● EXERCISE DETAILS: Locate each line below that includes "this" and reproduce it.

● TASK MATERIAL:
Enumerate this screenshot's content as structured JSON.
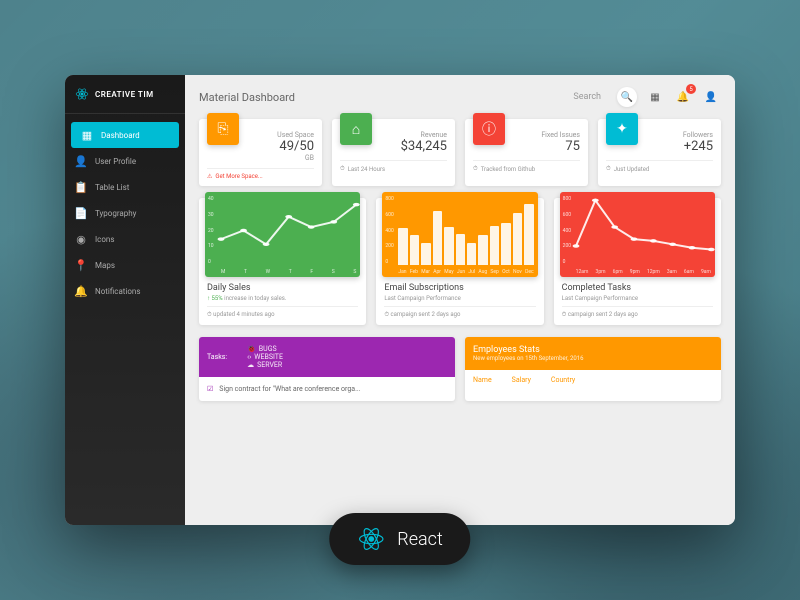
{
  "brand": "CREATIVE TIM",
  "page_title": "Material Dashboard",
  "search_placeholder": "Search",
  "notification_count": "5",
  "sidebar": {
    "items": [
      {
        "label": "Dashboard",
        "icon": "▦"
      },
      {
        "label": "User Profile",
        "icon": "👤"
      },
      {
        "label": "Table List",
        "icon": "📋"
      },
      {
        "label": "Typography",
        "icon": "📄"
      },
      {
        "label": "Icons",
        "icon": "◉"
      },
      {
        "label": "Maps",
        "icon": "📍"
      },
      {
        "label": "Notifications",
        "icon": "🔔"
      }
    ]
  },
  "stats": [
    {
      "label": "Used Space",
      "value": "49/50",
      "unit": "GB",
      "footer": "Get More Space...",
      "color": "#ff9800",
      "icon": "⎘",
      "warn": true
    },
    {
      "label": "Revenue",
      "value": "$34,245",
      "unit": "",
      "footer": "Last 24 Hours",
      "color": "#4caf50",
      "icon": "⌂"
    },
    {
      "label": "Fixed Issues",
      "value": "75",
      "unit": "",
      "footer": "Tracked from Github",
      "color": "#f44336",
      "icon": "ⓘ"
    },
    {
      "label": "Followers",
      "value": "+245",
      "unit": "",
      "footer": "Just Updated",
      "color": "#00bcd4",
      "icon": "✦"
    }
  ],
  "chart_data": [
    {
      "type": "line",
      "title": "Daily Sales",
      "sub_prefix": "55%",
      "sub": " increase in today sales.",
      "footer": "updated 4 minutes ago",
      "color": "#4caf50",
      "categories": [
        "M",
        "T",
        "W",
        "T",
        "F",
        "S",
        "S"
      ],
      "values": [
        15,
        20,
        12,
        28,
        22,
        25,
        35
      ],
      "ylabel": "",
      "ylim": [
        0,
        40
      ],
      "yticks": [
        40,
        30,
        20,
        10,
        0
      ]
    },
    {
      "type": "bar",
      "title": "Email Subscriptions",
      "sub": "Last Campaign Performance",
      "footer": "campaign sent 2 days ago",
      "color": "#ff9800",
      "categories": [
        "Jan",
        "Feb",
        "Mar",
        "Apr",
        "May",
        "Jun",
        "Jul",
        "Aug",
        "Sep",
        "Oct",
        "Nov",
        "Dec"
      ],
      "values": [
        540,
        440,
        320,
        780,
        550,
        450,
        320,
        430,
        560,
        610,
        750,
        890
      ],
      "ylim": [
        0,
        1000
      ],
      "yticks": [
        800,
        600,
        400,
        200,
        0
      ]
    },
    {
      "type": "line",
      "title": "Completed Tasks",
      "sub": "Last Campaign Performance",
      "footer": "campaign sent 2 days ago",
      "color": "#f44336",
      "categories": [
        "12am",
        "3pm",
        "6pm",
        "9pm",
        "12pm",
        "3am",
        "6am",
        "9am"
      ],
      "values": [
        220,
        750,
        440,
        300,
        280,
        240,
        200,
        180
      ],
      "ylim": [
        0,
        800
      ],
      "yticks": [
        800,
        600,
        400,
        200,
        0
      ]
    }
  ],
  "tasks": {
    "label": "Tasks:",
    "tabs": [
      {
        "label": "BUGS",
        "icon": "🐞"
      },
      {
        "label": "WEBSITE",
        "icon": "‹›"
      },
      {
        "label": "SERVER",
        "icon": "☁"
      }
    ],
    "row": "Sign contract for \"What are conference orga..."
  },
  "employees": {
    "title": "Employees Stats",
    "sub": "New employees on 15th September, 2016",
    "cols": [
      "Name",
      "Salary",
      "Country"
    ]
  },
  "pill": "React"
}
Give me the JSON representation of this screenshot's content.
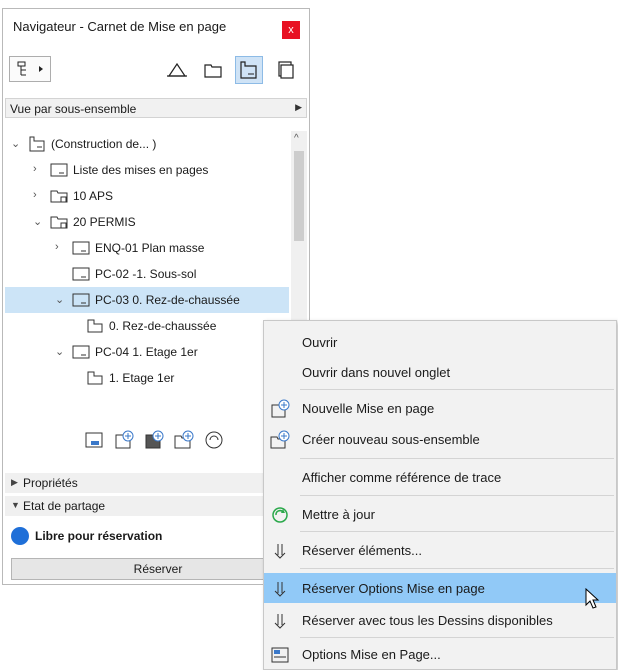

● ANSWER:
Enumerate this screenshot's content as structured JSON.
Give me the JSON representation of this screenshot's content.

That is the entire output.